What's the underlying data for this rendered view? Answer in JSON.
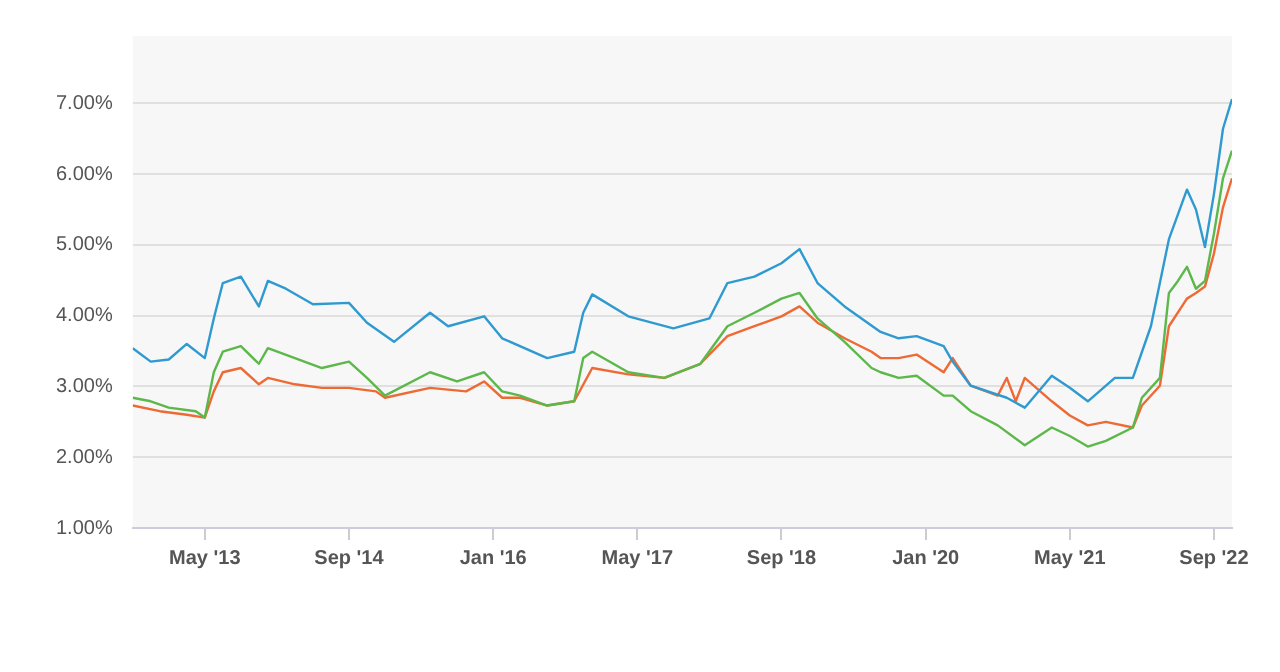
{
  "chart_data": {
    "type": "line",
    "x": [
      "2012-09",
      "2012-11",
      "2013-01",
      "2013-03",
      "2013-05",
      "2013-06",
      "2013-07",
      "2013-09",
      "2013-11",
      "2013-12",
      "2014-02",
      "2014-05",
      "2014-09",
      "2014-11",
      "2015-02",
      "2015-06",
      "2015-08",
      "2015-12",
      "2016-02",
      "2016-07",
      "2016-10",
      "2016-11",
      "2016-12",
      "2017-04",
      "2017-09",
      "2018-01",
      "2018-03",
      "2018-06",
      "2018-09",
      "2018-11",
      "2019-01",
      "2019-04",
      "2019-08",
      "2019-10",
      "2019-12",
      "2020-03",
      "2020-04",
      "2020-06",
      "2020-10",
      "2020-12",
      "2021-03",
      "2021-05",
      "2021-07",
      "2021-10",
      "2021-12",
      "2022-02",
      "2022-04",
      "2022-06",
      "2022-07",
      "2022-08",
      "2022-09",
      "2022-10",
      "2022-11"
    ],
    "series": [
      {
        "color": "#2e9ad0",
        "values": [
          3.54,
          3.35,
          3.38,
          3.6,
          3.4,
          3.96,
          4.46,
          4.55,
          4.13,
          4.49,
          4.38,
          4.16,
          4.18,
          3.9,
          3.63,
          4.04,
          3.85,
          3.99,
          3.68,
          3.4,
          3.49,
          4.04,
          4.3,
          3.99,
          3.82,
          3.96,
          4.46,
          4.55,
          4.74,
          4.94,
          4.46,
          4.13,
          3.77,
          3.68,
          3.71,
          3.57,
          3.35,
          3.01,
          2.84,
          2.7,
          3.15,
          2.98,
          2.79,
          3.12,
          3.12,
          3.85,
          5.08,
          5.78,
          5.5,
          4.97,
          5.72,
          6.64,
          7.06
        ]
      },
      {
        "color": "#5cb84a",
        "x": [
          "2012-09",
          "2012-11",
          "2013-01",
          "2013-04",
          "2013-05",
          "2013-06",
          "2013-07",
          "2013-09",
          "2013-11",
          "2013-12",
          "2014-03",
          "2014-06",
          "2014-09",
          "2014-11",
          "2015-01",
          "2015-06",
          "2015-09",
          "2015-12",
          "2016-02",
          "2016-04",
          "2016-07",
          "2016-10",
          "2016-11",
          "2016-12",
          "2017-04",
          "2017-08",
          "2017-12",
          "2018-03",
          "2018-06",
          "2018-09",
          "2018-11",
          "2019-01",
          "2019-04",
          "2019-07",
          "2019-08",
          "2019-10",
          "2019-12",
          "2020-03",
          "2020-04",
          "2020-06",
          "2020-09",
          "2020-12",
          "2021-03",
          "2021-05",
          "2021-07",
          "2021-09",
          "2021-12",
          "2022-01",
          "2022-03",
          "2022-04",
          "2022-05",
          "2022-06",
          "2022-07",
          "2022-08",
          "2022-09",
          "2022-10",
          "2022-11"
        ],
        "values": [
          2.84,
          2.79,
          2.7,
          2.65,
          2.56,
          3.2,
          3.49,
          3.57,
          3.32,
          3.54,
          3.4,
          3.26,
          3.35,
          3.12,
          2.87,
          3.2,
          3.07,
          3.2,
          2.93,
          2.87,
          2.73,
          2.79,
          3.4,
          3.49,
          3.2,
          3.12,
          3.32,
          3.85,
          4.04,
          4.24,
          4.32,
          3.96,
          3.63,
          3.26,
          3.2,
          3.12,
          3.15,
          2.87,
          2.87,
          2.65,
          2.45,
          2.17,
          2.42,
          2.3,
          2.15,
          2.23,
          2.42,
          2.84,
          3.12,
          4.32,
          4.49,
          4.69,
          4.38,
          4.49,
          5.16,
          5.94,
          6.33
        ]
      },
      {
        "color": "#ee6a35",
        "x": [
          "2012-09",
          "2012-12",
          "2013-03",
          "2013-05",
          "2013-06",
          "2013-07",
          "2013-09",
          "2013-11",
          "2013-12",
          "2014-03",
          "2014-06",
          "2014-09",
          "2014-12",
          "2015-01",
          "2015-06",
          "2015-10",
          "2015-12",
          "2016-02",
          "2016-04",
          "2016-07",
          "2016-10",
          "2016-12",
          "2017-04",
          "2017-08",
          "2017-12",
          "2018-03",
          "2018-06",
          "2018-09",
          "2018-11",
          "2019-01",
          "2019-04",
          "2019-07",
          "2019-08",
          "2019-10",
          "2019-12",
          "2020-03",
          "2020-04",
          "2020-06",
          "2020-09",
          "2020-10",
          "2020-11",
          "2020-12",
          "2021-03",
          "2021-05",
          "2021-07",
          "2021-09",
          "2021-12",
          "2022-01",
          "2022-03",
          "2022-04",
          "2022-06",
          "2022-07",
          "2022-08",
          "2022-09",
          "2022-10",
          "2022-11"
        ],
        "values": [
          2.73,
          2.65,
          2.6,
          2.56,
          2.93,
          3.2,
          3.26,
          3.03,
          3.12,
          3.03,
          2.98,
          2.98,
          2.93,
          2.84,
          2.98,
          2.93,
          3.07,
          2.84,
          2.84,
          2.73,
          2.79,
          3.26,
          3.17,
          3.12,
          3.32,
          3.71,
          3.85,
          3.99,
          4.13,
          3.9,
          3.68,
          3.49,
          3.4,
          3.4,
          3.45,
          3.2,
          3.4,
          3.01,
          2.87,
          3.12,
          2.79,
          3.12,
          2.79,
          2.59,
          2.45,
          2.5,
          2.42,
          2.73,
          3.01,
          3.85,
          4.24,
          4.32,
          4.41,
          4.88,
          5.53,
          5.94
        ]
      }
    ],
    "xlim": [
      "2012-09",
      "2022-11"
    ],
    "xticks": [
      {
        "value": "2013-05",
        "label": "May '13"
      },
      {
        "value": "2014-09",
        "label": "Sep '14"
      },
      {
        "value": "2016-01",
        "label": "Jan '16"
      },
      {
        "value": "2017-05",
        "label": "May '17"
      },
      {
        "value": "2018-09",
        "label": "Sep '18"
      },
      {
        "value": "2020-01",
        "label": "Jan '20"
      },
      {
        "value": "2021-05",
        "label": "May '21"
      },
      {
        "value": "2022-09",
        "label": "Sep '22"
      }
    ],
    "ylim": [
      1,
      7.95
    ],
    "yticks": [
      {
        "value": 1,
        "label": "1.00%"
      },
      {
        "value": 2,
        "label": "2.00%"
      },
      {
        "value": 3,
        "label": "3.00%"
      },
      {
        "value": 4,
        "label": "4.00%"
      },
      {
        "value": 5,
        "label": "5.00%"
      },
      {
        "value": 6,
        "label": "6.00%"
      },
      {
        "value": 7,
        "label": "7.00%"
      }
    ],
    "grid": "y",
    "legend": false,
    "marker": "none",
    "line_style": "solid"
  }
}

--------------------------------

• **WORK REQUIRED**:
Retype all of the entries exactly as written, leaving out any images.

• **WRITTEN ANSWER**:
What's the underlying data for this rendered view? Answer in JSON.
{
  "chart_data": {
    "type": "line",
    "x": [
      "2012-09",
      "2012-11",
      "2013-01",
      "2013-03",
      "2013-05",
      "2013-06",
      "2013-07",
      "2013-09",
      "2013-11",
      "2013-12",
      "2014-02",
      "2014-05",
      "2014-09",
      "2014-11",
      "2015-02",
      "2015-06",
      "2015-08",
      "2015-12",
      "2016-02",
      "2016-07",
      "2016-10",
      "2016-11",
      "2016-12",
      "2017-04",
      "2017-09",
      "2018-01",
      "2018-03",
      "2018-06",
      "2018-09",
      "2018-11",
      "2019-01",
      "2019-04",
      "2019-08",
      "2019-10",
      "2019-12",
      "2020-03",
      "2020-04",
      "2020-06",
      "2020-10",
      "2020-12",
      "2021-03",
      "2021-05",
      "2021-07",
      "2021-10",
      "2021-12",
      "2022-02",
      "2022-04",
      "2022-06",
      "2022-07",
      "2022-08",
      "2022-09",
      "2022-10",
      "2022-11"
    ],
    "series": [
      {
        "color": "#2e9ad0",
        "values": [
          3.54,
          3.35,
          3.38,
          3.6,
          3.4,
          3.96,
          4.46,
          4.55,
          4.13,
          4.49,
          4.38,
          4.16,
          4.18,
          3.9,
          3.63,
          4.04,
          3.85,
          3.99,
          3.68,
          3.4,
          3.49,
          4.04,
          4.3,
          3.99,
          3.82,
          3.96,
          4.46,
          4.55,
          4.74,
          4.94,
          4.46,
          4.13,
          3.77,
          3.68,
          3.71,
          3.57,
          3.35,
          3.01,
          2.84,
          2.7,
          3.15,
          2.98,
          2.79,
          3.12,
          3.12,
          3.85,
          5.08,
          5.78,
          5.5,
          4.97,
          5.72,
          6.64,
          7.06
        ]
      },
      {
        "color": "#5cb84a",
        "x": [
          "2012-09",
          "2012-11",
          "2013-01",
          "2013-04",
          "2013-05",
          "2013-06",
          "2013-07",
          "2013-09",
          "2013-11",
          "2013-12",
          "2014-03",
          "2014-06",
          "2014-09",
          "2014-11",
          "2015-01",
          "2015-06",
          "2015-09",
          "2015-12",
          "2016-02",
          "2016-04",
          "2016-07",
          "2016-10",
          "2016-11",
          "2016-12",
          "2017-04",
          "2017-08",
          "2017-12",
          "2018-03",
          "2018-06",
          "2018-09",
          "2018-11",
          "2019-01",
          "2019-04",
          "2019-07",
          "2019-08",
          "2019-10",
          "2019-12",
          "2020-03",
          "2020-04",
          "2020-06",
          "2020-09",
          "2020-12",
          "2021-03",
          "2021-05",
          "2021-07",
          "2021-09",
          "2021-12",
          "2022-01",
          "2022-03",
          "2022-04",
          "2022-05",
          "2022-06",
          "2022-07",
          "2022-08",
          "2022-09",
          "2022-10",
          "2022-11"
        ],
        "values": [
          2.84,
          2.79,
          2.7,
          2.65,
          2.56,
          3.2,
          3.49,
          3.57,
          3.32,
          3.54,
          3.4,
          3.26,
          3.35,
          3.12,
          2.87,
          3.2,
          3.07,
          3.2,
          2.93,
          2.87,
          2.73,
          2.79,
          3.4,
          3.49,
          3.2,
          3.12,
          3.32,
          3.85,
          4.04,
          4.24,
          4.32,
          3.96,
          3.63,
          3.26,
          3.2,
          3.12,
          3.15,
          2.87,
          2.87,
          2.65,
          2.45,
          2.17,
          2.42,
          2.3,
          2.15,
          2.23,
          2.42,
          2.84,
          3.12,
          4.32,
          4.49,
          4.69,
          4.38,
          4.49,
          5.16,
          5.94,
          6.33
        ]
      },
      {
        "color": "#ee6a35",
        "x": [
          "2012-09",
          "2012-12",
          "2013-03",
          "2013-05",
          "2013-06",
          "2013-07",
          "2013-09",
          "2013-11",
          "2013-12",
          "2014-03",
          "2014-06",
          "2014-09",
          "2014-12",
          "2015-01",
          "2015-06",
          "2015-10",
          "2015-12",
          "2016-02",
          "2016-04",
          "2016-07",
          "2016-10",
          "2016-12",
          "2017-04",
          "2017-08",
          "2017-12",
          "2018-03",
          "2018-06",
          "2018-09",
          "2018-11",
          "2019-01",
          "2019-04",
          "2019-07",
          "2019-08",
          "2019-10",
          "2019-12",
          "2020-03",
          "2020-04",
          "2020-06",
          "2020-09",
          "2020-10",
          "2020-11",
          "2020-12",
          "2021-03",
          "2021-05",
          "2021-07",
          "2021-09",
          "2021-12",
          "2022-01",
          "2022-03",
          "2022-04",
          "2022-06",
          "2022-07",
          "2022-08",
          "2022-09",
          "2022-10",
          "2022-11"
        ],
        "values": [
          2.73,
          2.65,
          2.6,
          2.56,
          2.93,
          3.2,
          3.26,
          3.03,
          3.12,
          3.03,
          2.98,
          2.98,
          2.93,
          2.84,
          2.98,
          2.93,
          3.07,
          2.84,
          2.84,
          2.73,
          2.79,
          3.26,
          3.17,
          3.12,
          3.32,
          3.71,
          3.85,
          3.99,
          4.13,
          3.9,
          3.68,
          3.49,
          3.4,
          3.4,
          3.45,
          3.2,
          3.4,
          3.01,
          2.87,
          3.12,
          2.79,
          3.12,
          2.79,
          2.59,
          2.45,
          2.5,
          2.42,
          2.73,
          3.01,
          3.85,
          4.24,
          4.32,
          4.41,
          4.88,
          5.53,
          5.94
        ]
      }
    ],
    "xlim": [
      "2012-09",
      "2022-11"
    ],
    "xticks": [
      {
        "value": "2013-05",
        "label": "May '13"
      },
      {
        "value": "2014-09",
        "label": "Sep '14"
      },
      {
        "value": "2016-01",
        "label": "Jan '16"
      },
      {
        "value": "2017-05",
        "label": "May '17"
      },
      {
        "value": "2018-09",
        "label": "Sep '18"
      },
      {
        "value": "2020-01",
        "label": "Jan '20"
      },
      {
        "value": "2021-05",
        "label": "May '21"
      },
      {
        "value": "2022-09",
        "label": "Sep '22"
      }
    ],
    "ylim": [
      1,
      7.95
    ],
    "yticks": [
      {
        "value": 1,
        "label": "1.00%"
      },
      {
        "value": 2,
        "label": "2.00%"
      },
      {
        "value": 3,
        "label": "3.00%"
      },
      {
        "value": 4,
        "label": "4.00%"
      },
      {
        "value": 5,
        "label": "5.00%"
      },
      {
        "value": 6,
        "label": "6.00%"
      },
      {
        "value": 7,
        "label": "7.00%"
      }
    ],
    "grid": "y",
    "legend": false,
    "marker": "none",
    "line_style": "solid"
  }
}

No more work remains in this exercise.